EXERCISE REQUIREMENTS: From the data that follows, report how many lines hold the string "水果湖高中", giving only the number.

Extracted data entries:
## start

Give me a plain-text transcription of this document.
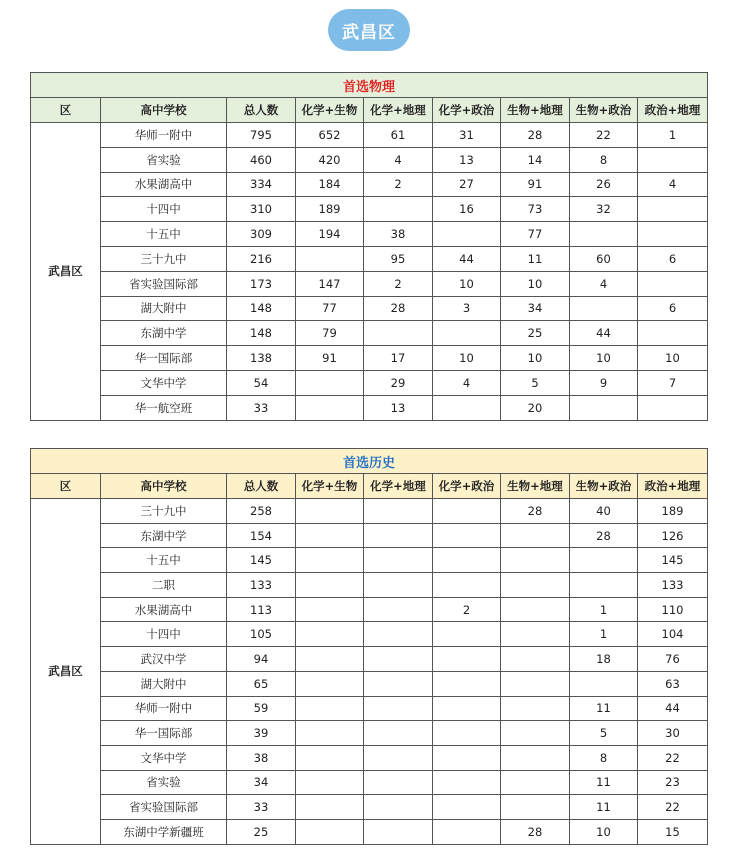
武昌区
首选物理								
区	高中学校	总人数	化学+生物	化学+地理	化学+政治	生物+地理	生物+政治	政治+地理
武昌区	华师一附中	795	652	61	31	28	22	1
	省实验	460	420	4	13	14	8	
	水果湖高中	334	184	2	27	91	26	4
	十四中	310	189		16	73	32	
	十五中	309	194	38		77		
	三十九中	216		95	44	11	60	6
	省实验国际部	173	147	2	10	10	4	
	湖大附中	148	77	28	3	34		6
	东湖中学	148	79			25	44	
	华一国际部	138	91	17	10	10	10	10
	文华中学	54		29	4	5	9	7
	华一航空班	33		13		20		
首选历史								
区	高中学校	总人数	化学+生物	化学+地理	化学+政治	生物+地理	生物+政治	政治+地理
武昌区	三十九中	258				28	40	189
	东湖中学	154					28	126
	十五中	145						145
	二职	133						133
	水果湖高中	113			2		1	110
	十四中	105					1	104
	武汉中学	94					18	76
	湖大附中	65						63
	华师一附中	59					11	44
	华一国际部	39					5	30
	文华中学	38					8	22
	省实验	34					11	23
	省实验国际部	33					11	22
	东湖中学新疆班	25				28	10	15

## end
## start

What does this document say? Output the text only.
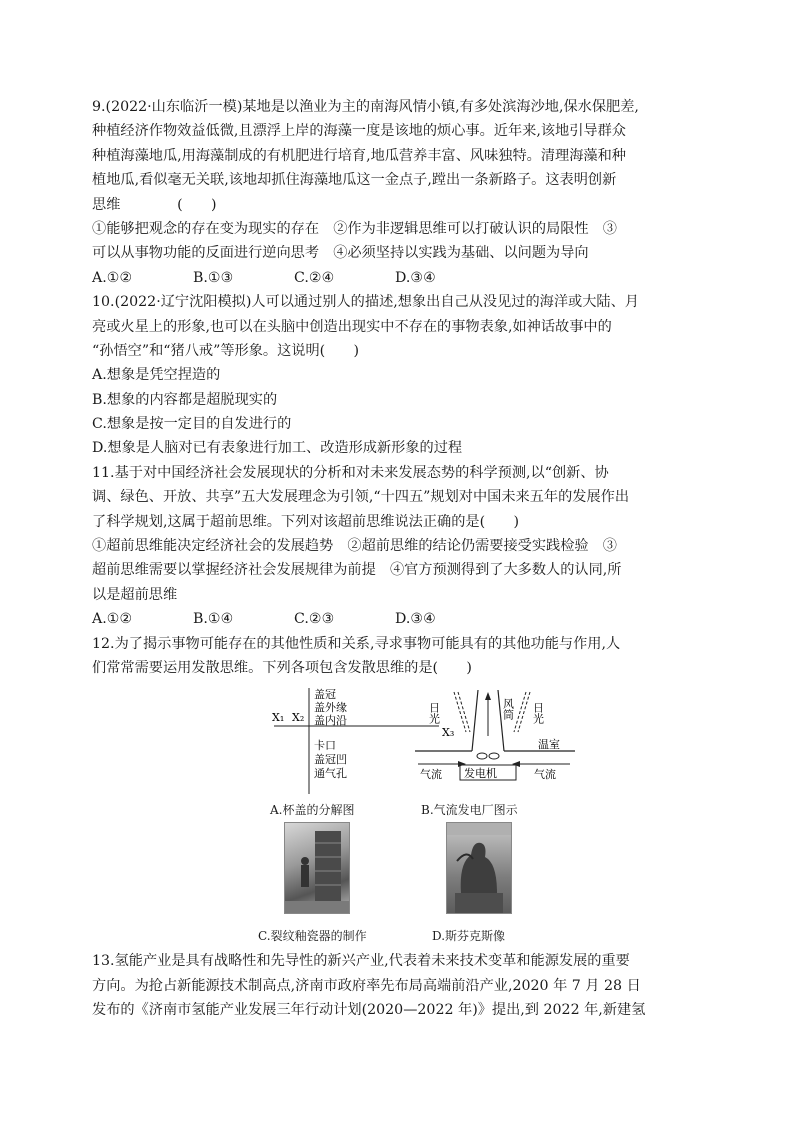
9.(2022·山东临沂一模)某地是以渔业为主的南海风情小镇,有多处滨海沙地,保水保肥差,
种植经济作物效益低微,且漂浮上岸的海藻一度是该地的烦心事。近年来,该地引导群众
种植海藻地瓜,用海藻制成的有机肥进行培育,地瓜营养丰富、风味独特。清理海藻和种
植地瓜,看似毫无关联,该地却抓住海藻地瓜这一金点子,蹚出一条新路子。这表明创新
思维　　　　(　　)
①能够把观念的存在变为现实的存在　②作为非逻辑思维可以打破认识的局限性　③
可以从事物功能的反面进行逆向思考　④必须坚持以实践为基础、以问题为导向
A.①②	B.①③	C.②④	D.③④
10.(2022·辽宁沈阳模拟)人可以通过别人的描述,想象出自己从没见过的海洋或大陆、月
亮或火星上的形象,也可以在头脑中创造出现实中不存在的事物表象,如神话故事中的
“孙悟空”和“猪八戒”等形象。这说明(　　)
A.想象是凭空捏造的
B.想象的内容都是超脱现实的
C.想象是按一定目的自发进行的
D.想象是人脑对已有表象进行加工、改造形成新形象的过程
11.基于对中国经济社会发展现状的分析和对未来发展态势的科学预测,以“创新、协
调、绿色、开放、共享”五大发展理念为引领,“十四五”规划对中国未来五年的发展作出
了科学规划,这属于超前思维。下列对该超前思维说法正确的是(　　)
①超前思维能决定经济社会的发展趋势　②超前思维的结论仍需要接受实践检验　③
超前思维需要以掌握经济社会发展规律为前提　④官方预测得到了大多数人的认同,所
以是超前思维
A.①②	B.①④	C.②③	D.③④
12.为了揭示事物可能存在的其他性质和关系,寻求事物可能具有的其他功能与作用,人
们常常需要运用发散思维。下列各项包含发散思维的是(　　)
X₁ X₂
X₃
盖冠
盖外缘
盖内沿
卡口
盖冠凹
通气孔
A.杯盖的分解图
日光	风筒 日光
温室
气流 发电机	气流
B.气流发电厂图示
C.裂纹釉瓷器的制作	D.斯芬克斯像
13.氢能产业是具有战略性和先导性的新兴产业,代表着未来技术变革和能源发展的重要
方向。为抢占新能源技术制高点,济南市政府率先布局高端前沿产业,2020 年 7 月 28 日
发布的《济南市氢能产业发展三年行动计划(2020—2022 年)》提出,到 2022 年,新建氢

## end
## start

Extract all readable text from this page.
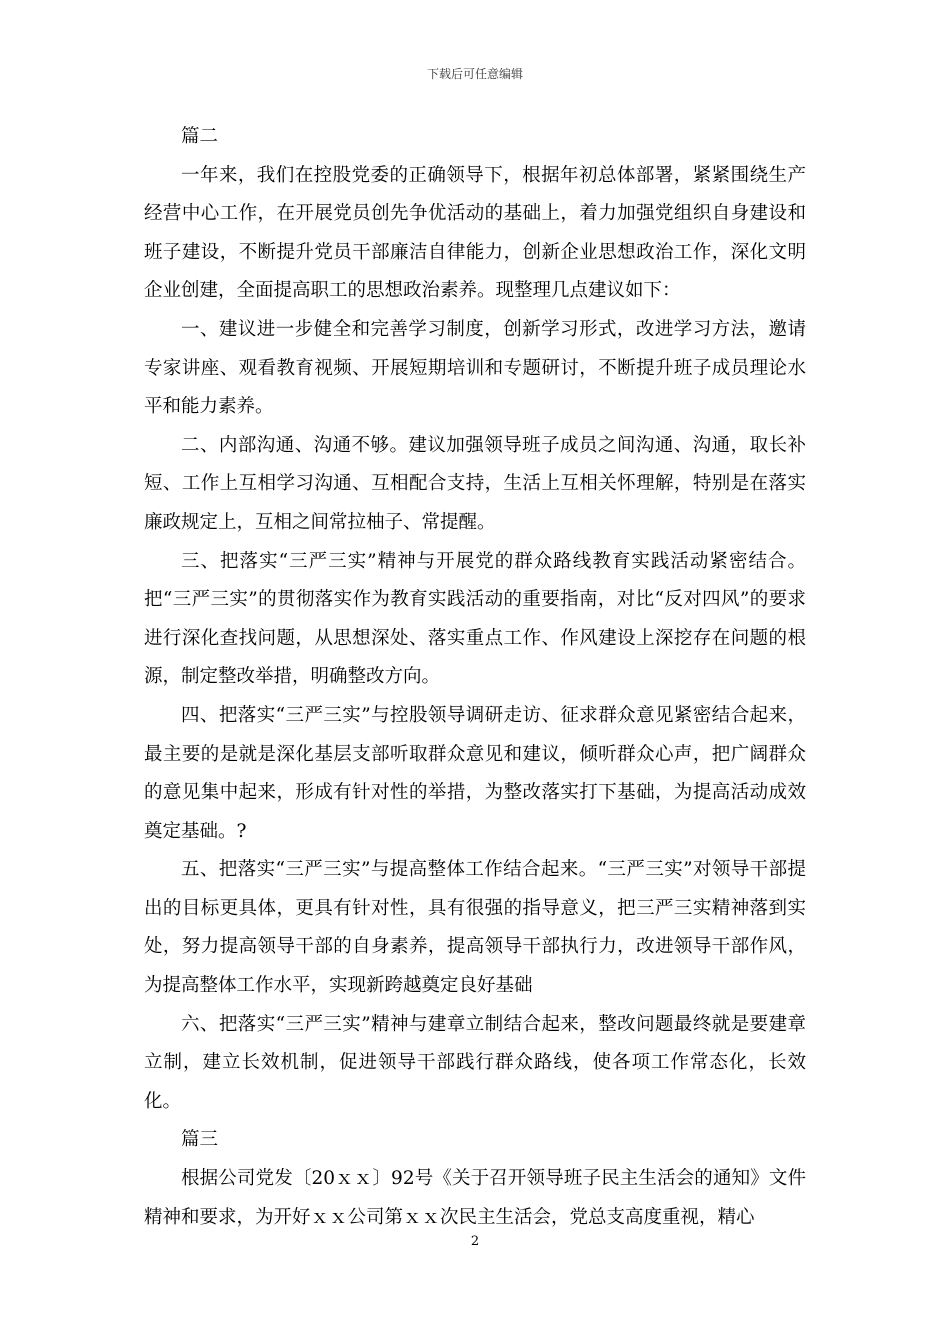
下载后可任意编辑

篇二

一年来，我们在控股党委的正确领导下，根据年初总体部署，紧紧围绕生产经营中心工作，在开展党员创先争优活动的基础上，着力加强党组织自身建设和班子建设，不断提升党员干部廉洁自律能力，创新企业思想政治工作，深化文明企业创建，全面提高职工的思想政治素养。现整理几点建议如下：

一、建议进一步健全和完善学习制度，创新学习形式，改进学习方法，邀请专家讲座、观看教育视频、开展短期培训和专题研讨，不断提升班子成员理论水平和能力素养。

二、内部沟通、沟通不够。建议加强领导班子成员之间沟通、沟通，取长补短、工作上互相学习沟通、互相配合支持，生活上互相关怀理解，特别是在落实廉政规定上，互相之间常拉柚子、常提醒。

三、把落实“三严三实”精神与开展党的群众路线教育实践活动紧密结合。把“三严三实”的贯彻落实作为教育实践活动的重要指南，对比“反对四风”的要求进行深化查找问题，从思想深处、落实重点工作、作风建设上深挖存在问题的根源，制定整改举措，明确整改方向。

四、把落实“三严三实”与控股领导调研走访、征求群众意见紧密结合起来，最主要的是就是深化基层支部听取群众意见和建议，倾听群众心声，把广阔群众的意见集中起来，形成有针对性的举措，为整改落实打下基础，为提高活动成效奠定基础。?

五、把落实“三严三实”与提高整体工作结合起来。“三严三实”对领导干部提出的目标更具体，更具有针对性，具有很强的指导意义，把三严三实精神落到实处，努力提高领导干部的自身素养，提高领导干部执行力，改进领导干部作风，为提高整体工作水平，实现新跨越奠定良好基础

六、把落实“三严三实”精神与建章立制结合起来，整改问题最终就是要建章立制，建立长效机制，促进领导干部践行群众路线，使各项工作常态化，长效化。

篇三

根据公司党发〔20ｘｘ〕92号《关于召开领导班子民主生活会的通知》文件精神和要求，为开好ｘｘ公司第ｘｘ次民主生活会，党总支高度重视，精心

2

## end

REPLY TO THE EXERCISE: 2